-------- Data section --------

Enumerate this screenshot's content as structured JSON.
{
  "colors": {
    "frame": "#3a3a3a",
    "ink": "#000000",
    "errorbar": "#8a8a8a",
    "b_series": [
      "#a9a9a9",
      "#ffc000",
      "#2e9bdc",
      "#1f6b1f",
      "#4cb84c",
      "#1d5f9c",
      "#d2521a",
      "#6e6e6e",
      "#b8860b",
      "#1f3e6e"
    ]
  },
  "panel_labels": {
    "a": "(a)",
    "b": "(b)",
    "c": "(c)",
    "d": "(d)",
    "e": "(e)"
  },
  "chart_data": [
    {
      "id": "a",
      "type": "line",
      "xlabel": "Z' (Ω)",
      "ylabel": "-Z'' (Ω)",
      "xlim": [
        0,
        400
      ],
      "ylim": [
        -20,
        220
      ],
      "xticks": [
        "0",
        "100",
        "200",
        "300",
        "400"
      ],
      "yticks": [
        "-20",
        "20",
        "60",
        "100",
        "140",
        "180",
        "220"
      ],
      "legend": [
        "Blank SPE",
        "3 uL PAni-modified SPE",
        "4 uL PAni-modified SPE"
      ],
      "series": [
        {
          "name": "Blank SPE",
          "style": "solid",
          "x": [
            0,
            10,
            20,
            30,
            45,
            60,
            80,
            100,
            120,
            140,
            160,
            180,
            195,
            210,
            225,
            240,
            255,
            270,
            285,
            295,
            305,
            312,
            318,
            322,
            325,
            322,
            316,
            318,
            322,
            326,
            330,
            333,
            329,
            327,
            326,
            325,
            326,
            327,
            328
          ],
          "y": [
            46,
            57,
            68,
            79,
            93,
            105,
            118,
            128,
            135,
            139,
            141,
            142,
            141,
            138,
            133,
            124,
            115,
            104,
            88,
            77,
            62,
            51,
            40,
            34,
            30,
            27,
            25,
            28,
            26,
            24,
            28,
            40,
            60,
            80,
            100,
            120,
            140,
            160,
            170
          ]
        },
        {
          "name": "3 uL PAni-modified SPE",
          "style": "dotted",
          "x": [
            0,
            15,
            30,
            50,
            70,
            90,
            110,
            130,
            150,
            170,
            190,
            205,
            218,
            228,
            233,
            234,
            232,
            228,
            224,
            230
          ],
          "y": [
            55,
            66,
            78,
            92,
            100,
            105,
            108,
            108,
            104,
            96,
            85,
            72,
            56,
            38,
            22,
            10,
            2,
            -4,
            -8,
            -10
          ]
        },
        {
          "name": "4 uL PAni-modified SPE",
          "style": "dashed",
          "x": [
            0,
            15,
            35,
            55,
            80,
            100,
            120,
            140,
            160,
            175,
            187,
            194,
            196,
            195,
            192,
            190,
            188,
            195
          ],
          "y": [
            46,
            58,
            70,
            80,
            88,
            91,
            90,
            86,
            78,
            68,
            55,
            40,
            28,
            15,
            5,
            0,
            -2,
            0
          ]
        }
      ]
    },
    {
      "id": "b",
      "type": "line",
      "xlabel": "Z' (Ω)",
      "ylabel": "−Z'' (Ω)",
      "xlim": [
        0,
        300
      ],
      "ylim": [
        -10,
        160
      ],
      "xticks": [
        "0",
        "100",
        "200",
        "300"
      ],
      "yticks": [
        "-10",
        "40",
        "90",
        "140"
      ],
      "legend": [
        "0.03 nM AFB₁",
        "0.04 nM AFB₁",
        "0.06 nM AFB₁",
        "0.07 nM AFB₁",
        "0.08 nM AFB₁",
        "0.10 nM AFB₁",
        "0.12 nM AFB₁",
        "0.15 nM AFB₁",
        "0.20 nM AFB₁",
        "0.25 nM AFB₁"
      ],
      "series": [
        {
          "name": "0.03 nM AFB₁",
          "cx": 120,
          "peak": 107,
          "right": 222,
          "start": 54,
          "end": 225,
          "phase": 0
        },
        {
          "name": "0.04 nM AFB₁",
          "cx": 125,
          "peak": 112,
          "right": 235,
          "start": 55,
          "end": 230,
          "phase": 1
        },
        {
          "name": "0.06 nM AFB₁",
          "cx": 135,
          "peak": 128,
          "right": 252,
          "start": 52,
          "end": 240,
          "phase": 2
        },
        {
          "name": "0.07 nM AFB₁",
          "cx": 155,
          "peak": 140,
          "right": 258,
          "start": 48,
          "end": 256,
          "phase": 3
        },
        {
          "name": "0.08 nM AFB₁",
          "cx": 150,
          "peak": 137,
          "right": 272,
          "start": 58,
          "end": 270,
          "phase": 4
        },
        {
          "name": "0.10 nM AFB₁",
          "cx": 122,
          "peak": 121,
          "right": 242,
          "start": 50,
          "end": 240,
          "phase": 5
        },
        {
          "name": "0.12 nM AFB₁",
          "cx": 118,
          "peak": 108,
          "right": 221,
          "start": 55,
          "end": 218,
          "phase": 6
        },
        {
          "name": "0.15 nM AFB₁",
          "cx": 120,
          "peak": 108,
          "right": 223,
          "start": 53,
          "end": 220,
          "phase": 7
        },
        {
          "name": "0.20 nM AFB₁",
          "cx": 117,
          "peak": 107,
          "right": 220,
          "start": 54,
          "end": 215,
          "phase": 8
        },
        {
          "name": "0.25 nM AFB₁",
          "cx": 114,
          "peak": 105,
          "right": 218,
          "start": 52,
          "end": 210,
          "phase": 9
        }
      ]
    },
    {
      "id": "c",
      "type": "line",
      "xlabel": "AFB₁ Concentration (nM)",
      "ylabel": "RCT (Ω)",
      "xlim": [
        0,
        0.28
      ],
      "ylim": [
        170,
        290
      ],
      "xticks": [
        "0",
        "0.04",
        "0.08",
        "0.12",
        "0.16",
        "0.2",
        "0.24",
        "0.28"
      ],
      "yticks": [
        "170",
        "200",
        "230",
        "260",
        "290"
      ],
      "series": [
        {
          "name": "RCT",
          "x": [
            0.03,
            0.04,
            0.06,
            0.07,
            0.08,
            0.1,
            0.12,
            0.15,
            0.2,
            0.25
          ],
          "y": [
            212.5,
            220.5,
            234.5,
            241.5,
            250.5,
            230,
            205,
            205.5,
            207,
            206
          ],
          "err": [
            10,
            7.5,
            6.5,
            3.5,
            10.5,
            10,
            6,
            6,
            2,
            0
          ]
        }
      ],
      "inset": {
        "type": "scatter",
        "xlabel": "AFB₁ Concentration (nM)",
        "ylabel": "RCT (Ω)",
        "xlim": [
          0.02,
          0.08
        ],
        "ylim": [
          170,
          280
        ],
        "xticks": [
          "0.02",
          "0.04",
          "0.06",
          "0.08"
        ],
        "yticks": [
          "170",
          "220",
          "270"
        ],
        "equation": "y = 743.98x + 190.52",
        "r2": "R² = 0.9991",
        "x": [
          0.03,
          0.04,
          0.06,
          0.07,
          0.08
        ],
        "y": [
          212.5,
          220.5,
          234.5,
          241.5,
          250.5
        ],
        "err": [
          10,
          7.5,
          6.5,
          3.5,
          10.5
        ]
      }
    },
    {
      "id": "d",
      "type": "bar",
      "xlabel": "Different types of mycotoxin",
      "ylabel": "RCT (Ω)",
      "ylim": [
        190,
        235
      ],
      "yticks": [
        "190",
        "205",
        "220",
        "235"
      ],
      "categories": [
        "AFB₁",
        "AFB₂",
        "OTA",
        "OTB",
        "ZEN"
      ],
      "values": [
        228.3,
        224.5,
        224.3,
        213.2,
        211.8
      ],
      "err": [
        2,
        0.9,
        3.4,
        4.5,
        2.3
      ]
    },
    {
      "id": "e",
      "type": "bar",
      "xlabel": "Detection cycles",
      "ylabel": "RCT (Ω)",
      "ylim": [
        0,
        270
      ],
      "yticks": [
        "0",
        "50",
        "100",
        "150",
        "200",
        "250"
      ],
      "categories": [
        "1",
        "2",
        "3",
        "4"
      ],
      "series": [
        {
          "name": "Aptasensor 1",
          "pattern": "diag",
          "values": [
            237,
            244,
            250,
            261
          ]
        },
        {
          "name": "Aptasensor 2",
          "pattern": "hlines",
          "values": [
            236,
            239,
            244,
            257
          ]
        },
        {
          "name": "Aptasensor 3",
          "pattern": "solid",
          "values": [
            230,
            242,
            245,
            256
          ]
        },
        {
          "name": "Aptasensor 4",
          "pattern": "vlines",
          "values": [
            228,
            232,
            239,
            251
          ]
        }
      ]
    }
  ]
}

--------

◆ Exercise prompt
Would you filter the entries above and keep each line that has the word "peak"?

◆ Written response
          "peak": 107,
          "peak": 112,
          "peak": 128,
          "peak": 140,
          "peak": 137,
          "peak": 121,
          "peak": 108,
          "peak": 108,
          "peak": 107,
          "peak": 105,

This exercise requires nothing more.